JOB
Can you pull out each line of the data below that includes the word "title"?

DATASET EXTRACT
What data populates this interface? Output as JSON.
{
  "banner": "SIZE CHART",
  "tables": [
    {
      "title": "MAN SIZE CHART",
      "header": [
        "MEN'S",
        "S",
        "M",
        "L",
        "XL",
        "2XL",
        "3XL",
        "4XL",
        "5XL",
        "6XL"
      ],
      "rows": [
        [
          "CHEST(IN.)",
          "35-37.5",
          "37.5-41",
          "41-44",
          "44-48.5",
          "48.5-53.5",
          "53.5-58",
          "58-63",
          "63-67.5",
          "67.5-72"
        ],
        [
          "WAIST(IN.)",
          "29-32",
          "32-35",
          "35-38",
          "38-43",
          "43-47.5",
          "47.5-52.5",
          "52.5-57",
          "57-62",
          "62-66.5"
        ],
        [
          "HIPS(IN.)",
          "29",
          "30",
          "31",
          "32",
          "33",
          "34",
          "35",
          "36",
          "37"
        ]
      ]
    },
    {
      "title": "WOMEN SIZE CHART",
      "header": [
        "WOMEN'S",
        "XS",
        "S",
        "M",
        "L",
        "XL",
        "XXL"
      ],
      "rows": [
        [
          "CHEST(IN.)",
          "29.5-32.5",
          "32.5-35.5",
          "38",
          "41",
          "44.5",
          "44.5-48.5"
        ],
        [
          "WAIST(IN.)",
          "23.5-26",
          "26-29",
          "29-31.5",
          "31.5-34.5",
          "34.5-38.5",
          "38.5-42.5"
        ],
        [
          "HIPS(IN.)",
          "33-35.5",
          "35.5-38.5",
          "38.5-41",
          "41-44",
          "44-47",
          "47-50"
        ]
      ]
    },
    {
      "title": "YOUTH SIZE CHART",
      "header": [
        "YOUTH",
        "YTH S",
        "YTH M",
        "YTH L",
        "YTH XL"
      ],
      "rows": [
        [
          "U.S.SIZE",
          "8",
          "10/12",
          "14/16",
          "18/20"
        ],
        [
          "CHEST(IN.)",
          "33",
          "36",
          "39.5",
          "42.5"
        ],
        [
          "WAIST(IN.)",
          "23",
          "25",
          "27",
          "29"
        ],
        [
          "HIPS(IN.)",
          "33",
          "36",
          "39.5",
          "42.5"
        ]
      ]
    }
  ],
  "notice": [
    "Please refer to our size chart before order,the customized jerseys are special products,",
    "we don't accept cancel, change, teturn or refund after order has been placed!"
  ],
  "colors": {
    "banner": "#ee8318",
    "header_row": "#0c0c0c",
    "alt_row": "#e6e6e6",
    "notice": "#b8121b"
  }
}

WORKED ANSWER
      "title": "MAN SIZE CHART",
      "title": "WOMEN SIZE CHART",
      "title": "YOUTH SIZE CHART",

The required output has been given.